> Exercise description:
Tell how many lines in these records contain the string "shape", with only the number as the reply.
# Listing start
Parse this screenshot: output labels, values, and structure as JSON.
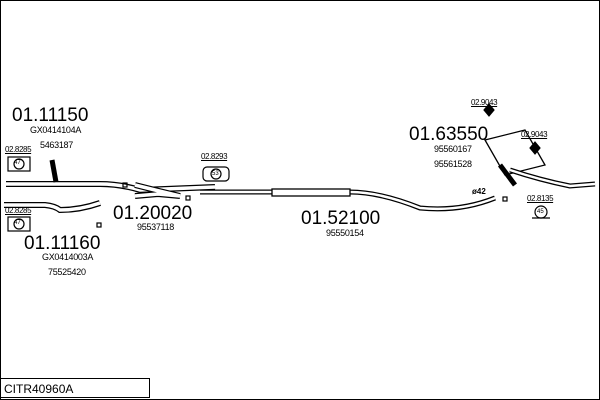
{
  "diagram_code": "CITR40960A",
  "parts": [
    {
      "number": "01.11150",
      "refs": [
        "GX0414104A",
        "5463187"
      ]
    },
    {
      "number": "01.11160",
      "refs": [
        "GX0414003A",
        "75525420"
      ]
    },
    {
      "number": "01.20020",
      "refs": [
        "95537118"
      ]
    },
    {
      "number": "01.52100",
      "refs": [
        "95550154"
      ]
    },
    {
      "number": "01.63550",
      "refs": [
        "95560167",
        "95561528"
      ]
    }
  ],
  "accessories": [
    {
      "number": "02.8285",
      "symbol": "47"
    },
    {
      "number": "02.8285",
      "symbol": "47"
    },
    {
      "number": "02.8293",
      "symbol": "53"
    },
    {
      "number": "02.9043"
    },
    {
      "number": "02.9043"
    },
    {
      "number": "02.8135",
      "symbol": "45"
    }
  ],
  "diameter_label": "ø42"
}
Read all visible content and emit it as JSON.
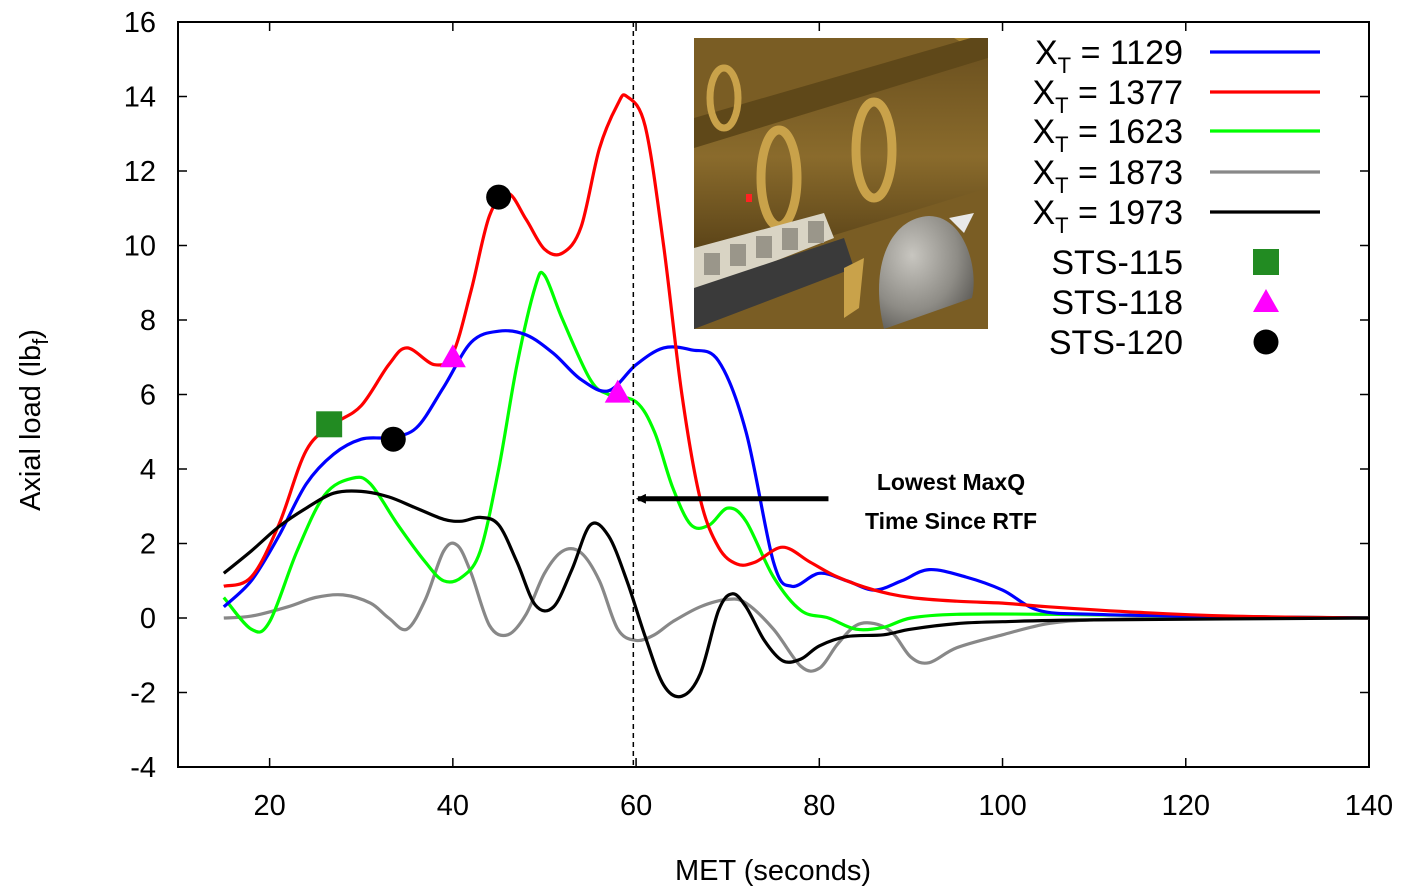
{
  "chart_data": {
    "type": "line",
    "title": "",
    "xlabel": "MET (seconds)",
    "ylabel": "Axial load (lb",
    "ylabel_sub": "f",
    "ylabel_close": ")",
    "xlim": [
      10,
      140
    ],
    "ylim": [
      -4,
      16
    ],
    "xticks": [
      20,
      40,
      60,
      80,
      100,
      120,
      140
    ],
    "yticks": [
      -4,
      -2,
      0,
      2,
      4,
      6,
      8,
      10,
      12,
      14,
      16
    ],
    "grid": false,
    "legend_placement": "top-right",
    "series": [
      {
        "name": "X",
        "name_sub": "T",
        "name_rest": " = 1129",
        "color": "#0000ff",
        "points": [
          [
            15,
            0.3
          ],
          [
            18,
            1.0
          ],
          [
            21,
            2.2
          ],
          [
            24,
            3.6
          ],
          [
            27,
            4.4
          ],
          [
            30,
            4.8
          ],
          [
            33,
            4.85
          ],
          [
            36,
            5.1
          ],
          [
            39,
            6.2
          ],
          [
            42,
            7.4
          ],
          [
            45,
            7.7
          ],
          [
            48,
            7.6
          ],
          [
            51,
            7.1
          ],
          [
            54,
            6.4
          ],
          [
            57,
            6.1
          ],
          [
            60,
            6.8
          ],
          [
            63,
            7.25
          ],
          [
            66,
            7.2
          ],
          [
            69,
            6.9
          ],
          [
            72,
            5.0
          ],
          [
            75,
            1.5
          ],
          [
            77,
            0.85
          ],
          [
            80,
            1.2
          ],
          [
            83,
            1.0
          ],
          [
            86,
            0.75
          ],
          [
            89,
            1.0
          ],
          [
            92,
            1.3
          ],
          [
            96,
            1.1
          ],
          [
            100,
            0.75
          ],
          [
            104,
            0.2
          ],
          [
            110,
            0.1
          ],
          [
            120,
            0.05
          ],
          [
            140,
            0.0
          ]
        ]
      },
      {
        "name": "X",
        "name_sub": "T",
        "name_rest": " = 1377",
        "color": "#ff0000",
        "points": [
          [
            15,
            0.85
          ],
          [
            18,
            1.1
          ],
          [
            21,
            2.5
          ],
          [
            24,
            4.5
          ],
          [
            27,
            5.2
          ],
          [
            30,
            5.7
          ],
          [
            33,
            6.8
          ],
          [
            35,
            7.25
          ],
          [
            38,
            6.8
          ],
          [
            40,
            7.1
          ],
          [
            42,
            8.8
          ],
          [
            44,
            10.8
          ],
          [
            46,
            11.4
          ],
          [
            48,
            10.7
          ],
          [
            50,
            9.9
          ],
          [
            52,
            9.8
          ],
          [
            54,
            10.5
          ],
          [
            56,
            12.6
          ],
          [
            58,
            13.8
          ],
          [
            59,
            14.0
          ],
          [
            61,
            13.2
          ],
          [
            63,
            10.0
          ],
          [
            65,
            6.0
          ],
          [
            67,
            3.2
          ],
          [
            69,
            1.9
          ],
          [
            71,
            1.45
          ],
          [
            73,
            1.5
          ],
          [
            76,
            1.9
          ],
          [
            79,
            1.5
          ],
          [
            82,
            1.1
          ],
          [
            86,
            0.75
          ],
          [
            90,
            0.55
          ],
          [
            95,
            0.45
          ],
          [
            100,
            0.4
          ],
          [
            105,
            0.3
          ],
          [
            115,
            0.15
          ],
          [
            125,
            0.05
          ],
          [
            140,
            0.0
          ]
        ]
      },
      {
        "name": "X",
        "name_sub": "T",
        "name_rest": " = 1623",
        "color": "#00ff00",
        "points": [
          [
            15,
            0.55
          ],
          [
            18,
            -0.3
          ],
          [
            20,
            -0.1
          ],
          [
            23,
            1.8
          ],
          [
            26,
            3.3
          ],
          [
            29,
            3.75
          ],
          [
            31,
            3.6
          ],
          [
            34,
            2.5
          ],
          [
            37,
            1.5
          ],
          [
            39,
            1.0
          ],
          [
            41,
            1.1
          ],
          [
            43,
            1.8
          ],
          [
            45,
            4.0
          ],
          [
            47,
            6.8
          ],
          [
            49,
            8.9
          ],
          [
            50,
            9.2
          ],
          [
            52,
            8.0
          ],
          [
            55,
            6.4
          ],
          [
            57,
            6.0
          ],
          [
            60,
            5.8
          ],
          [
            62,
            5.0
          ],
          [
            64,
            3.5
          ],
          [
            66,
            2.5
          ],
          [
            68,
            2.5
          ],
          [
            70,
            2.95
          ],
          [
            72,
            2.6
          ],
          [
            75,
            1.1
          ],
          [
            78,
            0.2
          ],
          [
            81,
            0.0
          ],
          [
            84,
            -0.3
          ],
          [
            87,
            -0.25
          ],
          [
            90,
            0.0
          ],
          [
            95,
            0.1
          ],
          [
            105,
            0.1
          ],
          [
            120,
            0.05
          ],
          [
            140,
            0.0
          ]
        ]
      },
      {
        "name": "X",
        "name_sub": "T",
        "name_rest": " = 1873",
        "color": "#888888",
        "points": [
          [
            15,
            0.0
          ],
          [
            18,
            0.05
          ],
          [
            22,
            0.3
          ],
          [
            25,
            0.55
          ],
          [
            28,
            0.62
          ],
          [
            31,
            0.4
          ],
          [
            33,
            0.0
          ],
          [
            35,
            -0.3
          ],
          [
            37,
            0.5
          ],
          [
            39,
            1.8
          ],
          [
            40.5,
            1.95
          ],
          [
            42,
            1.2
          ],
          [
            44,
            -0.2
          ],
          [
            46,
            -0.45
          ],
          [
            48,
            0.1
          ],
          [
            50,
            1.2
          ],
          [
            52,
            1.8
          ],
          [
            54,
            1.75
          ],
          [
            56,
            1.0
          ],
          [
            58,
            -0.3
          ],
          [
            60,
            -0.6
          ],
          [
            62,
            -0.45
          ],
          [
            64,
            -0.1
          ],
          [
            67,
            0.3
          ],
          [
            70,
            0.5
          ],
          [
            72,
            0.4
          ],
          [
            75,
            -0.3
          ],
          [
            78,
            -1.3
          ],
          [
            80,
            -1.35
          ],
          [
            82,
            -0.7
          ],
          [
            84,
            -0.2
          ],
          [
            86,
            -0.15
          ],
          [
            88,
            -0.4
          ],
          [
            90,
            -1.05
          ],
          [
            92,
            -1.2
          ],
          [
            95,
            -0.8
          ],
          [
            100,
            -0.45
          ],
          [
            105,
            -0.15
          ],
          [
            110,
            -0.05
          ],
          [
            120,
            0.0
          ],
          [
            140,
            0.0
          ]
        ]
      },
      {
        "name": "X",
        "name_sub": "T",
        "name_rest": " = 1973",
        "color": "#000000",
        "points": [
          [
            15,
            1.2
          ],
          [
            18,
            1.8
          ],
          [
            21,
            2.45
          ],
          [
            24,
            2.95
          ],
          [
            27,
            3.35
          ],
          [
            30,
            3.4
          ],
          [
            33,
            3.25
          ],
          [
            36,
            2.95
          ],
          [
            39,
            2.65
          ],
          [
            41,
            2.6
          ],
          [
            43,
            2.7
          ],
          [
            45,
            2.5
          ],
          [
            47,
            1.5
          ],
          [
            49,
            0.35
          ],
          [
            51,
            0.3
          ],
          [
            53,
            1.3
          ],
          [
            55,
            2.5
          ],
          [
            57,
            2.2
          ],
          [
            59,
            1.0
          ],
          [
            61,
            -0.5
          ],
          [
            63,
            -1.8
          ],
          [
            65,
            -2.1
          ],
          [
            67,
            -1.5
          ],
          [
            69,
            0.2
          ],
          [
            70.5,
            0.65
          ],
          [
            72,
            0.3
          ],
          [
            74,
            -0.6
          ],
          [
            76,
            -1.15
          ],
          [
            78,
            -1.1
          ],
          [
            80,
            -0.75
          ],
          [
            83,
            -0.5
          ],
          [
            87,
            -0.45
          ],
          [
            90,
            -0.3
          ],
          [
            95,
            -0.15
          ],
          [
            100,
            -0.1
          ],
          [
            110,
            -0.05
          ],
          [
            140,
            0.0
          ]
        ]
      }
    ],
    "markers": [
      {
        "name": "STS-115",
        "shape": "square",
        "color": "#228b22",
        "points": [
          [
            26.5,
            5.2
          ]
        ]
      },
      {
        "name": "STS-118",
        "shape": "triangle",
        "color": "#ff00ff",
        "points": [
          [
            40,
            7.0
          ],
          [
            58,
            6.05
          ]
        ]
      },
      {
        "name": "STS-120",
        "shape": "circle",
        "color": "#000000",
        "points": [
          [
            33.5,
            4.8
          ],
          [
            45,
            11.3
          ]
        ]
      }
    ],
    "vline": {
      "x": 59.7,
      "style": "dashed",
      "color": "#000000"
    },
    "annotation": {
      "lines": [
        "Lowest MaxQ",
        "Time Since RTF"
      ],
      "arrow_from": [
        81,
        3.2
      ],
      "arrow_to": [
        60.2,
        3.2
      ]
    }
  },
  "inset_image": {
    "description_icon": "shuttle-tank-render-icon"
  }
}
# Listing end
> Answer to this task:
3